§ **Records from a collection**:
(begin)

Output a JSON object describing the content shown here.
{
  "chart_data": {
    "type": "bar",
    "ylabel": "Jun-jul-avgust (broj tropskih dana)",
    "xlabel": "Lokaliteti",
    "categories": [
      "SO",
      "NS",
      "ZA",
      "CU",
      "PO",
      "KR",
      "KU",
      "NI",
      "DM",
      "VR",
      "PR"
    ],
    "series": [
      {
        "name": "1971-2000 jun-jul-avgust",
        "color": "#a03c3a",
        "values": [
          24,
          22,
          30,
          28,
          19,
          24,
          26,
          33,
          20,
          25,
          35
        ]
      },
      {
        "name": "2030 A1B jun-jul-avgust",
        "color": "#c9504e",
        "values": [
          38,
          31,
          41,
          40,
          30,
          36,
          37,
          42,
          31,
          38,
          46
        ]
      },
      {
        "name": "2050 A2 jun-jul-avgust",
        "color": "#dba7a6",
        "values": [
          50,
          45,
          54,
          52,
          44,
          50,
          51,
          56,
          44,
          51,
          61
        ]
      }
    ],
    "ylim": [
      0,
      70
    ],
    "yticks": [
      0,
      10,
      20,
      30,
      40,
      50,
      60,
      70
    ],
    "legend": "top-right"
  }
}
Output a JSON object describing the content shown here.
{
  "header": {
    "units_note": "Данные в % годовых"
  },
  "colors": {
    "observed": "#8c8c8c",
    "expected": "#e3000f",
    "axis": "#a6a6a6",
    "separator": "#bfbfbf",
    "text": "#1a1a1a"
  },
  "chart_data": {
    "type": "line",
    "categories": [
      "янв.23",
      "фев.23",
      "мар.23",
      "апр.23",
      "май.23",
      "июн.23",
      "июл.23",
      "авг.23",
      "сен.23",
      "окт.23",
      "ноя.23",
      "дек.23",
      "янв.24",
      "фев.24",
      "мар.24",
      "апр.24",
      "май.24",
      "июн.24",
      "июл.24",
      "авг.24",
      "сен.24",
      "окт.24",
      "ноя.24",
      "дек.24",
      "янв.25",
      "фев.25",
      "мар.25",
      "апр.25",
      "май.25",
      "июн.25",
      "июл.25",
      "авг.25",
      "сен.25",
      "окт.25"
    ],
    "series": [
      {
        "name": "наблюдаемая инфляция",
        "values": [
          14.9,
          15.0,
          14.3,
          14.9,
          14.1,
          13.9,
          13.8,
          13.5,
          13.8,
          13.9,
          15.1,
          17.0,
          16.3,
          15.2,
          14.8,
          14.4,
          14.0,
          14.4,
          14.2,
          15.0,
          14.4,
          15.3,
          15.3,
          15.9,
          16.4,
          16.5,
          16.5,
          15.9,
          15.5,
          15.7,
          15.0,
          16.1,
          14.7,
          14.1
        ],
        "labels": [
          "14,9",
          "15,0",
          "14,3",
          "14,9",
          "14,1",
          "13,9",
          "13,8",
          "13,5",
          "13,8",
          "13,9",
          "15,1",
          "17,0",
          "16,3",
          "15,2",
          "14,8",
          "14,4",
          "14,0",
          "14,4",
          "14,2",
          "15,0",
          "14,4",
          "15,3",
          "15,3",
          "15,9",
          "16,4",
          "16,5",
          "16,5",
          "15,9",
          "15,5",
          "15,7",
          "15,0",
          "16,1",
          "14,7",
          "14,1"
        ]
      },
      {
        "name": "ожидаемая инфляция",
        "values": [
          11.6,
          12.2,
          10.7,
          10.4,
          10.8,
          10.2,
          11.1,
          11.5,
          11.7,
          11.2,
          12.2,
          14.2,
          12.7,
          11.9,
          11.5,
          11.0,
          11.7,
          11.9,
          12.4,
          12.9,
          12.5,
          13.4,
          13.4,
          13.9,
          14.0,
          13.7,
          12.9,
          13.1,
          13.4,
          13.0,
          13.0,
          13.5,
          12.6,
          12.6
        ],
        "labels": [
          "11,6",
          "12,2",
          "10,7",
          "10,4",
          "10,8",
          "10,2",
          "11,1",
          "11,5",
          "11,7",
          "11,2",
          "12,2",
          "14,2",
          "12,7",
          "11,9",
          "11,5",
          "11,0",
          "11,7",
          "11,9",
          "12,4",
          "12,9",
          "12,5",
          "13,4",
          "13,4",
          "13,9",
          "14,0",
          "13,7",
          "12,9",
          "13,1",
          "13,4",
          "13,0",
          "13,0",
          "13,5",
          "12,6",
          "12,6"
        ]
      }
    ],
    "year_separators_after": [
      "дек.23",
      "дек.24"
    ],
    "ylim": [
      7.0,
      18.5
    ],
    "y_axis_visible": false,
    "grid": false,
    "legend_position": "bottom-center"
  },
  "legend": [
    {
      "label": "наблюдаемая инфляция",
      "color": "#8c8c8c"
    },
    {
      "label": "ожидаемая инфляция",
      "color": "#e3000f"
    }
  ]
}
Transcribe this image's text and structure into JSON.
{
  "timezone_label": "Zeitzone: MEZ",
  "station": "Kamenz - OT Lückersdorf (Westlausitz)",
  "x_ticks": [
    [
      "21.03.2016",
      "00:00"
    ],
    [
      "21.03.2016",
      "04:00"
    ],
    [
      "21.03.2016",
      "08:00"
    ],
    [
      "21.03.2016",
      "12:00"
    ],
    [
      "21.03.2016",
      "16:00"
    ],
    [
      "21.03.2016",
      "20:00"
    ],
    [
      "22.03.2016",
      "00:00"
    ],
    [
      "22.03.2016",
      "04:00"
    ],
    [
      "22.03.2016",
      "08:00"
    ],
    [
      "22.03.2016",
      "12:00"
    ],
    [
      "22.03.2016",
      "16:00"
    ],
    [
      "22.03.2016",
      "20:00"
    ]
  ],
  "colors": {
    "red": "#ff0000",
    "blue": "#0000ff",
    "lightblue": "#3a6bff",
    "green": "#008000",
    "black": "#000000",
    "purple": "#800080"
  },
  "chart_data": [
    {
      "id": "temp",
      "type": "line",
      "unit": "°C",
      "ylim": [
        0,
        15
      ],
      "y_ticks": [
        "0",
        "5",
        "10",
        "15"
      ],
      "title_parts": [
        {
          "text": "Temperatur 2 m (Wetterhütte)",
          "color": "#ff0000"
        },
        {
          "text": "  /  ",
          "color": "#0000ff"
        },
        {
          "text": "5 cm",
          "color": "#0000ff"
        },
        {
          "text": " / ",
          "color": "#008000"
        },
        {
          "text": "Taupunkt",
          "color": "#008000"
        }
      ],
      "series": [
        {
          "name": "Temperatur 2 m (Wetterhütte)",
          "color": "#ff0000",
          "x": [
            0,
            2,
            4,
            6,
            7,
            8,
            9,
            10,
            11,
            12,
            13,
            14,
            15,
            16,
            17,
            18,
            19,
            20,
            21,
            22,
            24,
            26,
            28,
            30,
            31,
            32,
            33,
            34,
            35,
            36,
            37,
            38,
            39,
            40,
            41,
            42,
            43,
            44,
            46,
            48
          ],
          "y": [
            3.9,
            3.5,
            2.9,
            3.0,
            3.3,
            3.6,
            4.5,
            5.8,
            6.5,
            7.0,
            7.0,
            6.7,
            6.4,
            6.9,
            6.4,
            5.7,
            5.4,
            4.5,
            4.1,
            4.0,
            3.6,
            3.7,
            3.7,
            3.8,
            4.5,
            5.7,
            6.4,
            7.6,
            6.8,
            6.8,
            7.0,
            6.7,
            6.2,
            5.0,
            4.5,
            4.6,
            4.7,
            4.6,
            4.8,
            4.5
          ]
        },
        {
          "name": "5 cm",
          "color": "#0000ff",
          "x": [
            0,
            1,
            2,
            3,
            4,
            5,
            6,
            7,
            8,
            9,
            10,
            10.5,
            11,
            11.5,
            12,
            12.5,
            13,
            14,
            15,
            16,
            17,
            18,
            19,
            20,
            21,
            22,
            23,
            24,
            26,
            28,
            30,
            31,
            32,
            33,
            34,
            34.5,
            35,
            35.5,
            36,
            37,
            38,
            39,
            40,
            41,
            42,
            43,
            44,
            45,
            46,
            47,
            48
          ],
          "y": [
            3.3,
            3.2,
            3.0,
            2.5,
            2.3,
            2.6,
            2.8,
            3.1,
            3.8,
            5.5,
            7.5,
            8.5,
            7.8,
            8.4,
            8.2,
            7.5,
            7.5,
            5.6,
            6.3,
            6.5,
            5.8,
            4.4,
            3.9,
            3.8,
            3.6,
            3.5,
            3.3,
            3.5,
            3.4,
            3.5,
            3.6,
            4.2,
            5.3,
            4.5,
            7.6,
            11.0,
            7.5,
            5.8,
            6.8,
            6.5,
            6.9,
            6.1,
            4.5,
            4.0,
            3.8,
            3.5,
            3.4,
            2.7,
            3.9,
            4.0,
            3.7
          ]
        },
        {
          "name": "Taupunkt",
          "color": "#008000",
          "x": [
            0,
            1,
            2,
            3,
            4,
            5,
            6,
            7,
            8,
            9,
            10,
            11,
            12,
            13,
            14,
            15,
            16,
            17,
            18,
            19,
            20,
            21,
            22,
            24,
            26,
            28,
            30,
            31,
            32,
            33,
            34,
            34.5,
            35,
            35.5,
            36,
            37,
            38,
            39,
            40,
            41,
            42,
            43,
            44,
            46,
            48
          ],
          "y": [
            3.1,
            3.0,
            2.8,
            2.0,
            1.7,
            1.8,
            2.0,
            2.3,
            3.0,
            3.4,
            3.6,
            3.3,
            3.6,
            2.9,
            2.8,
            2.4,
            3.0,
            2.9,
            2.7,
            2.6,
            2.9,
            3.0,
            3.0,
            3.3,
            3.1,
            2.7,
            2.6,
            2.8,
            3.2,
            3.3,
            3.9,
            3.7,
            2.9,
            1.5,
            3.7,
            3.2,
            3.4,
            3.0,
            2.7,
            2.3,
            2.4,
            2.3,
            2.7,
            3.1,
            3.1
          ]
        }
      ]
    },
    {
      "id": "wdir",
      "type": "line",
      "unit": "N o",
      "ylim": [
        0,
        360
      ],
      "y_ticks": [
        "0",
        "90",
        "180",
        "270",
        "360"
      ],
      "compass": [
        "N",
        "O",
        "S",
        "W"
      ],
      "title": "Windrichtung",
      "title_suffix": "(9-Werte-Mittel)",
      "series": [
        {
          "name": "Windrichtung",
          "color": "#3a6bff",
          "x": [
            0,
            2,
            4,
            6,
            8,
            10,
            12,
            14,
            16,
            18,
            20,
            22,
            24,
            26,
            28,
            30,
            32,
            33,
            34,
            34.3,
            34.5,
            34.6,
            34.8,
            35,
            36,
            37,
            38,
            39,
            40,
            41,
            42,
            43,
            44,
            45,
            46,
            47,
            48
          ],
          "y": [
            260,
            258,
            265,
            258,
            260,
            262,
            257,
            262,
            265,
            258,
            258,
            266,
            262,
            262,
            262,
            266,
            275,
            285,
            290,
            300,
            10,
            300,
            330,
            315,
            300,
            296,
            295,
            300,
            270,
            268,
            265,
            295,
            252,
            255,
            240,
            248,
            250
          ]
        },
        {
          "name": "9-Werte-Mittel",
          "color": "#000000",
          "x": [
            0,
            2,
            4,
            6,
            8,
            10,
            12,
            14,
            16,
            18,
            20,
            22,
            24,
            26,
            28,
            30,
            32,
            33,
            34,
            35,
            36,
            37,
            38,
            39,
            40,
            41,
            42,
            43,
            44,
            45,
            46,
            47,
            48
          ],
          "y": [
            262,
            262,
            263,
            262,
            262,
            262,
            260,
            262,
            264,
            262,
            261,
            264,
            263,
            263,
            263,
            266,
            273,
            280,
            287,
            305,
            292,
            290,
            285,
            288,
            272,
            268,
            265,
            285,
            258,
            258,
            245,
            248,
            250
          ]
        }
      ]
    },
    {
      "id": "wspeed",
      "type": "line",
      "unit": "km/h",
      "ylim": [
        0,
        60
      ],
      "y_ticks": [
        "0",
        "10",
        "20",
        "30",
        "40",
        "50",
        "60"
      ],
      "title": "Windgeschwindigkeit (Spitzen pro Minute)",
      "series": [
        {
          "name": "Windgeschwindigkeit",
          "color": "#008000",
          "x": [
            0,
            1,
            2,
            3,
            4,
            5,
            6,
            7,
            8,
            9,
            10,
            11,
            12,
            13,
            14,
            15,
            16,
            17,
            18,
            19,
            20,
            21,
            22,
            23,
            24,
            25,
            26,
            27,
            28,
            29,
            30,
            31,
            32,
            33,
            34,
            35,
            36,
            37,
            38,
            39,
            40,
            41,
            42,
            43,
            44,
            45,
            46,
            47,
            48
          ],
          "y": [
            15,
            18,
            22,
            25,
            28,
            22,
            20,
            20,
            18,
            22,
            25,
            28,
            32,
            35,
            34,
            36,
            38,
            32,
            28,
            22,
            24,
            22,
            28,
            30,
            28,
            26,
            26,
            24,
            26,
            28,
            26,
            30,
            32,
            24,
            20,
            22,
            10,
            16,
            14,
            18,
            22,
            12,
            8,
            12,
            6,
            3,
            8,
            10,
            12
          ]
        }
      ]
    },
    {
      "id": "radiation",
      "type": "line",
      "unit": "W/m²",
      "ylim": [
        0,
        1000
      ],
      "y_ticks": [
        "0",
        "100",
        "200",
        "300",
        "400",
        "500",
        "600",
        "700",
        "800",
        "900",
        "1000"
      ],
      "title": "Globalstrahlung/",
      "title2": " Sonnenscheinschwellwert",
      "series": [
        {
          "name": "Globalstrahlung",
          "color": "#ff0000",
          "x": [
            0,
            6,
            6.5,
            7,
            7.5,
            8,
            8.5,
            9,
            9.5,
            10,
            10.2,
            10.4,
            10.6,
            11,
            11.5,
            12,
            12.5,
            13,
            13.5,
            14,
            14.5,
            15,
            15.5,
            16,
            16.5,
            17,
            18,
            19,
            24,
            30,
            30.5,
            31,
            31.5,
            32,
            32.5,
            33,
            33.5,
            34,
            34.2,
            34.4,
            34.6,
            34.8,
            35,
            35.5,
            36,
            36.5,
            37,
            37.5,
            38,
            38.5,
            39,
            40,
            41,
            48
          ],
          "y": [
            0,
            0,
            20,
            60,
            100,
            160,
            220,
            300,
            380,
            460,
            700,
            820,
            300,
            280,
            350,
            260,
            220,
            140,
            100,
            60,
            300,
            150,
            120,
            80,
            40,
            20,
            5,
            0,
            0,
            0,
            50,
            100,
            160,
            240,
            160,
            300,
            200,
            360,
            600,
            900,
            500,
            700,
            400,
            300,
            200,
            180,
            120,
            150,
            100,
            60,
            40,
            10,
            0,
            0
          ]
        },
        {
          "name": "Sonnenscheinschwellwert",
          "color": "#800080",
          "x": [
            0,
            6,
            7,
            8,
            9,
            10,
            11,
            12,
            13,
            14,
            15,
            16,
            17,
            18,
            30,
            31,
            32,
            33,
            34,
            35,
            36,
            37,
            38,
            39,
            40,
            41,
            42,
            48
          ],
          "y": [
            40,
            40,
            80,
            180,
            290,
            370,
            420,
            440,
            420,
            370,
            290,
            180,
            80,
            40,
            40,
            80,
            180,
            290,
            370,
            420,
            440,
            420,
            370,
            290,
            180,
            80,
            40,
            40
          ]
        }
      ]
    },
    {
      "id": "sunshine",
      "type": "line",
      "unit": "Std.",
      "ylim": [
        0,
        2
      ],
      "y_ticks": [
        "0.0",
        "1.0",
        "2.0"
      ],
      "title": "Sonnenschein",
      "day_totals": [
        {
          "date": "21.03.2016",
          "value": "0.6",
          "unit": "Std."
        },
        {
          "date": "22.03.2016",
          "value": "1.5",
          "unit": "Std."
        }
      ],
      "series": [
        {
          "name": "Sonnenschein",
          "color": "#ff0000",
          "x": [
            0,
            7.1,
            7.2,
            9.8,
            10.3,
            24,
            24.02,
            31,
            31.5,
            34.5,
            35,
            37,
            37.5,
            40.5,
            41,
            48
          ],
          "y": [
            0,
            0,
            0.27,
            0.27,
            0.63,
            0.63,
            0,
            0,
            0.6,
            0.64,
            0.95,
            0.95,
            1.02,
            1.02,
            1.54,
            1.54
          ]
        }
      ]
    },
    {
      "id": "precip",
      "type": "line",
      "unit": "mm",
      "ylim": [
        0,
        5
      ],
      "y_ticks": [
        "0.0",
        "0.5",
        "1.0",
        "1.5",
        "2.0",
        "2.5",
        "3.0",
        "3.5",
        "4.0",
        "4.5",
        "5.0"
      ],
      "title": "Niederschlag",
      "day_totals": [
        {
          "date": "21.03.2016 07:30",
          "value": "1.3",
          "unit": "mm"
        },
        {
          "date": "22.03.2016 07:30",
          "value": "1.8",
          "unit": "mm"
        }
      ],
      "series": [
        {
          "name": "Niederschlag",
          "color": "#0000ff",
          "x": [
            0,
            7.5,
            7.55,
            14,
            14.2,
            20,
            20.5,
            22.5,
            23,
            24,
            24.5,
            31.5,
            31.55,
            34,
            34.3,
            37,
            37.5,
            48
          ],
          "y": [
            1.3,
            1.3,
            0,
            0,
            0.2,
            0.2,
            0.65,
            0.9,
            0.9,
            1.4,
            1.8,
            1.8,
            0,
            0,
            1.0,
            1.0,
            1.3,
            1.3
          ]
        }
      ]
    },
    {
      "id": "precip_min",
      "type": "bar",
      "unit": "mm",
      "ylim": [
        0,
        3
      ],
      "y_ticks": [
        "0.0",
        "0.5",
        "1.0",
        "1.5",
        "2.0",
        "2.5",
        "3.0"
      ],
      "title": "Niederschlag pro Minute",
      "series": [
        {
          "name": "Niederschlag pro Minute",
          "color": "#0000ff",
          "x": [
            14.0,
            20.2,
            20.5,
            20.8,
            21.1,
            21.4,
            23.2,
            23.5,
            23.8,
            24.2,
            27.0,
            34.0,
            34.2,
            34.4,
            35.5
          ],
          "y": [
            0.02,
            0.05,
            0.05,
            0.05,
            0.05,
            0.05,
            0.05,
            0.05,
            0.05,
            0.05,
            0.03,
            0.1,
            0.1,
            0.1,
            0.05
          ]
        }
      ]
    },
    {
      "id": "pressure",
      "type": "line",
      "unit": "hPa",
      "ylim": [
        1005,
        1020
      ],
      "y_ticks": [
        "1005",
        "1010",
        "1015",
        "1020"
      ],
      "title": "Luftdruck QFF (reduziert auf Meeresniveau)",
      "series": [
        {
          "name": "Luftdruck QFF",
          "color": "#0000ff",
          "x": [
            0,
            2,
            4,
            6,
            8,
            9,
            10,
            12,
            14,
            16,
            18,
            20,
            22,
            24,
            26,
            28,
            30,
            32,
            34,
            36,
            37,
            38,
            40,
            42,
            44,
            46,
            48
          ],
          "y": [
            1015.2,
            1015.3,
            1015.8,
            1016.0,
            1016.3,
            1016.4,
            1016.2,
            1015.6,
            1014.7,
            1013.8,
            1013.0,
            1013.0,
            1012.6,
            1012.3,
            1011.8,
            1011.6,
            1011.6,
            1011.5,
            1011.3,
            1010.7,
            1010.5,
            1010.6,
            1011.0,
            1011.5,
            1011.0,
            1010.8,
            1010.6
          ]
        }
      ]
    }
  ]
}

(end)

§ **AIM OF THE TASK**: Using the material above, copy every line in which the string "Windrichtung" occurs.

§ **WRITTEN RESPONSE**:
      "title": "Windrichtung",
          "name": "Windrichtung",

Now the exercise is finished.